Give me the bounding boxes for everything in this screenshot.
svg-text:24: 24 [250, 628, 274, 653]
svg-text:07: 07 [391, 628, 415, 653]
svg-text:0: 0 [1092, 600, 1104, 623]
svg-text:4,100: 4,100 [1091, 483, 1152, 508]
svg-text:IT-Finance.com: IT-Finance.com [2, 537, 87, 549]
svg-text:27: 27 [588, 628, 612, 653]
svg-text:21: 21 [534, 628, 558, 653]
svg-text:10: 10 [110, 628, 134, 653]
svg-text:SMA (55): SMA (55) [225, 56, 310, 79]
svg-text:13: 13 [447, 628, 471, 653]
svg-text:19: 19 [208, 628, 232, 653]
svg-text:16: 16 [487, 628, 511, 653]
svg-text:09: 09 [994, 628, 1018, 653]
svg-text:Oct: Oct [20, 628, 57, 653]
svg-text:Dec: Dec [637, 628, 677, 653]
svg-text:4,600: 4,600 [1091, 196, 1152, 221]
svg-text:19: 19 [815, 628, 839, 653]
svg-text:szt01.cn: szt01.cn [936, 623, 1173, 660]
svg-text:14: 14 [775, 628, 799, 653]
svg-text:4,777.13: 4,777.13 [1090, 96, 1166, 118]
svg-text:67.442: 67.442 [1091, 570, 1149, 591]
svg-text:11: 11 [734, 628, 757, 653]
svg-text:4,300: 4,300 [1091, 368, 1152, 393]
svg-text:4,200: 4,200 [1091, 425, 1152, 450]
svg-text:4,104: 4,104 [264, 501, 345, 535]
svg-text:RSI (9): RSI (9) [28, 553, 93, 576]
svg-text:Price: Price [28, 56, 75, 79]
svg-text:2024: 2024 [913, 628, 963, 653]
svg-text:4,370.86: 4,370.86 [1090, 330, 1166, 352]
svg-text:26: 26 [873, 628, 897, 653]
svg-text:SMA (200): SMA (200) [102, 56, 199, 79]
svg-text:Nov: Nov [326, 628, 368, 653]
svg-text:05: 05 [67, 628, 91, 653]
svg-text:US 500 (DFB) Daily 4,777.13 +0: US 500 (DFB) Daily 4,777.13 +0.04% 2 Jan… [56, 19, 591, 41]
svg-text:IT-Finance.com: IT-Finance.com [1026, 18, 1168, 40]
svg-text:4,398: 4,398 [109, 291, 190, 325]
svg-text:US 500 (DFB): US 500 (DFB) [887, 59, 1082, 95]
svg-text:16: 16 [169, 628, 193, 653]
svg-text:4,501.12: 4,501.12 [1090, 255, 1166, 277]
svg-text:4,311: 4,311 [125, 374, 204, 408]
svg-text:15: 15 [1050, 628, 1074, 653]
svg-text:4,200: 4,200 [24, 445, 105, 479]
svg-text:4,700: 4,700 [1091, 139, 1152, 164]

#### WHAT NEEDS TO BE DONE
Copy every line of the listing above with no changes.

#### FINISHED TASK
Give me the bounding boxes for everything in this screenshot.
svg-text:24: 24 [250, 628, 274, 653]
svg-text:07: 07 [391, 628, 415, 653]
svg-text:0: 0 [1092, 600, 1104, 623]
svg-text:4,100: 4,100 [1091, 483, 1152, 508]
svg-text:IT-Finance.com: IT-Finance.com [2, 537, 87, 549]
svg-text:27: 27 [588, 628, 612, 653]
svg-text:21: 21 [534, 628, 558, 653]
svg-text:10: 10 [110, 628, 134, 653]
svg-text:SMA (55): SMA (55) [225, 56, 310, 79]
svg-text:13: 13 [447, 628, 471, 653]
svg-text:19: 19 [208, 628, 232, 653]
svg-text:16: 16 [487, 628, 511, 653]
svg-text:09: 09 [994, 628, 1018, 653]
svg-text:Oct: Oct [20, 628, 57, 653]
svg-text:Dec: Dec [637, 628, 677, 653]
svg-text:4,600: 4,600 [1091, 196, 1152, 221]
svg-text:19: 19 [815, 628, 839, 653]
svg-text:szt01.cn: szt01.cn [936, 623, 1173, 660]
svg-text:14: 14 [775, 628, 799, 653]
svg-text:4,777.13: 4,777.13 [1090, 96, 1166, 118]
svg-text:67.442: 67.442 [1091, 570, 1149, 591]
svg-text:11: 11 [734, 628, 757, 653]
svg-text:4,300: 4,300 [1091, 368, 1152, 393]
svg-text:4,200: 4,200 [1091, 425, 1152, 450]
svg-text:4,104: 4,104 [264, 501, 345, 535]
svg-text:RSI (9): RSI (9) [28, 553, 93, 576]
svg-text:Price: Price [28, 56, 75, 79]
svg-text:2024: 2024 [913, 628, 963, 653]
svg-text:4,370.86: 4,370.86 [1090, 330, 1166, 352]
svg-text:26: 26 [873, 628, 897, 653]
svg-text:SMA (200): SMA (200) [102, 56, 199, 79]
svg-text:Nov: Nov [326, 628, 368, 653]
svg-text:05: 05 [67, 628, 91, 653]
svg-text:US 500 (DFB) Daily 4,777.13 +0: US 500 (DFB) Daily 4,777.13 +0.04% 2 Jan… [56, 19, 591, 41]
svg-text:IT-Finance.com: IT-Finance.com [1026, 18, 1168, 40]
svg-text:4,398: 4,398 [109, 291, 190, 325]
svg-text:US 500 (DFB): US 500 (DFB) [887, 59, 1082, 95]
svg-text:16: 16 [169, 628, 193, 653]
svg-text:4,501.12: 4,501.12 [1090, 255, 1166, 277]
svg-text:4,311: 4,311 [125, 374, 204, 408]
svg-text:15: 15 [1050, 628, 1074, 653]
svg-text:4,200: 4,200 [24, 445, 105, 479]
svg-text:4,700: 4,700 [1091, 139, 1152, 164]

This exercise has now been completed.